* [EXERCISE DESCRIPTION]: Locate the line that contains "Give me a plain-text". Copy it and every following line through the end of the records, exactly, and include nothing else.

* [RECORDS FOR PROCESSING]:

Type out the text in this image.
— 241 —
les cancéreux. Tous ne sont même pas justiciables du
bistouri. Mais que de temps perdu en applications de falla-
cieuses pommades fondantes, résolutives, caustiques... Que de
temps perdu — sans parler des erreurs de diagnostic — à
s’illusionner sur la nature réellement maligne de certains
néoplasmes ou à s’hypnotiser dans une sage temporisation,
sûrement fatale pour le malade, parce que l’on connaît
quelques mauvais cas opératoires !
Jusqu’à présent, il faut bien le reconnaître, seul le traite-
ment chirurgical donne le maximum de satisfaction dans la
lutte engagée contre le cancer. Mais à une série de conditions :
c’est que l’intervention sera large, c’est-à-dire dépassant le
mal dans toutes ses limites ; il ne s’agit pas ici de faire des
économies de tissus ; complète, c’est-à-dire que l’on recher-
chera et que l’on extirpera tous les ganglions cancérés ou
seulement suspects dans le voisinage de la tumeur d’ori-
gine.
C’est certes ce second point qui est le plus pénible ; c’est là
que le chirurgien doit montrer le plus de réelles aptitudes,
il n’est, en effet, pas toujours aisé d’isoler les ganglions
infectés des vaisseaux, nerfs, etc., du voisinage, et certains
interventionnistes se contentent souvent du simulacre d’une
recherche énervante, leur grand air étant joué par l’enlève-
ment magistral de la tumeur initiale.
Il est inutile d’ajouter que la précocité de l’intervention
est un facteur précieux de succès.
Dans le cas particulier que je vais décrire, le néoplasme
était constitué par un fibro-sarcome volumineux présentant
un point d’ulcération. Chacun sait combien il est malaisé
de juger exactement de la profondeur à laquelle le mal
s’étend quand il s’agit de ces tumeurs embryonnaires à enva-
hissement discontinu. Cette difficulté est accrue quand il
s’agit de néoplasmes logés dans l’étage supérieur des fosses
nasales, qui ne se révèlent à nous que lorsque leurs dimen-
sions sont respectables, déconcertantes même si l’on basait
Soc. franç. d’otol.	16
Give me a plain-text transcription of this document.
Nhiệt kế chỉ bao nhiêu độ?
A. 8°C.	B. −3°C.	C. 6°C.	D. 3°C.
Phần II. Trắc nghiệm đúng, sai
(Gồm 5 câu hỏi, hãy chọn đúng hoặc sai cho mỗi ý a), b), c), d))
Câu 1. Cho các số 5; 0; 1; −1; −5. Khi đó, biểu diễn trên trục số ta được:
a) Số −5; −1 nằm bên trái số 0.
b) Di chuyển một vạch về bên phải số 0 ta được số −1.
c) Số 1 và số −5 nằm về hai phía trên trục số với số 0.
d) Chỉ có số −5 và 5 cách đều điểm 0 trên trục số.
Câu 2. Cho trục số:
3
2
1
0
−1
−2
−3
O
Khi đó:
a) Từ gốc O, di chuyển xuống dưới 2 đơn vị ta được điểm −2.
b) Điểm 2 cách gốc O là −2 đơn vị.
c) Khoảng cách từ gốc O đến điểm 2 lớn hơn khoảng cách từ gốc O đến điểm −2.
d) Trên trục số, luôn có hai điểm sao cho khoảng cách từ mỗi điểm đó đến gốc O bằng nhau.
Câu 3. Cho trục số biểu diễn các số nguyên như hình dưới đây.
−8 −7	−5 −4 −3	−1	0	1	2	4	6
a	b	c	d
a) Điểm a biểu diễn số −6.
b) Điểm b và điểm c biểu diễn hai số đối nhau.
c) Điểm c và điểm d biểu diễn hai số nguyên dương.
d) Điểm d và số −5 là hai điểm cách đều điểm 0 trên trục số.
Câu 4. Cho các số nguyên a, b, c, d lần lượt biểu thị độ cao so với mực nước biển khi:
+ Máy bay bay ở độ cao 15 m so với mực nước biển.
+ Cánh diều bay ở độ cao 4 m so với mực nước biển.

* [OUTPUT BELOW]:
Give me a plain-text transcription of this document.
Nhiệt kế chỉ bao nhiêu độ?
A. 8°C.	B. −3°C.	C. 6°C.	D. 3°C.
Phần II. Trắc nghiệm đúng, sai
(Gồm 5 câu hỏi, hãy chọn đúng hoặc sai cho mỗi ý a), b), c), d))
Câu 1. Cho các số 5; 0; 1; −1; −5. Khi đó, biểu diễn trên trục số ta được:
a) Số −5; −1 nằm bên trái số 0.
b) Di chuyển một vạch về bên phải số 0 ta được số −1.
c) Số 1 và số −5 nằm về hai phía trên trục số với số 0.
d) Chỉ có số −5 và 5 cách đều điểm 0 trên trục số.
Câu 2. Cho trục số:
3
2
1
0
−1
−2
−3
O
Khi đó:
a) Từ gốc O, di chuyển xuống dưới 2 đơn vị ta được điểm −2.
b) Điểm 2 cách gốc O là −2 đơn vị.
c) Khoảng cách từ gốc O đến điểm 2 lớn hơn khoảng cách từ gốc O đến điểm −2.
d) Trên trục số, luôn có hai điểm sao cho khoảng cách từ mỗi điểm đó đến gốc O bằng nhau.
Câu 3. Cho trục số biểu diễn các số nguyên như hình dưới đây.
−8 −7	−5 −4 −3	−1	0	1	2	4	6
a	b	c	d
a) Điểm a biểu diễn số −6.
b) Điểm b và điểm c biểu diễn hai số đối nhau.
c) Điểm c và điểm d biểu diễn hai số nguyên dương.
d) Điểm d và số −5 là hai điểm cách đều điểm 0 trên trục số.
Câu 4. Cho các số nguyên a, b, c, d lần lượt biểu thị độ cao so với mực nước biển khi:
+ Máy bay bay ở độ cao 15 m so với mực nước biển.
+ Cánh diều bay ở độ cao 4 m so với mực nước biển.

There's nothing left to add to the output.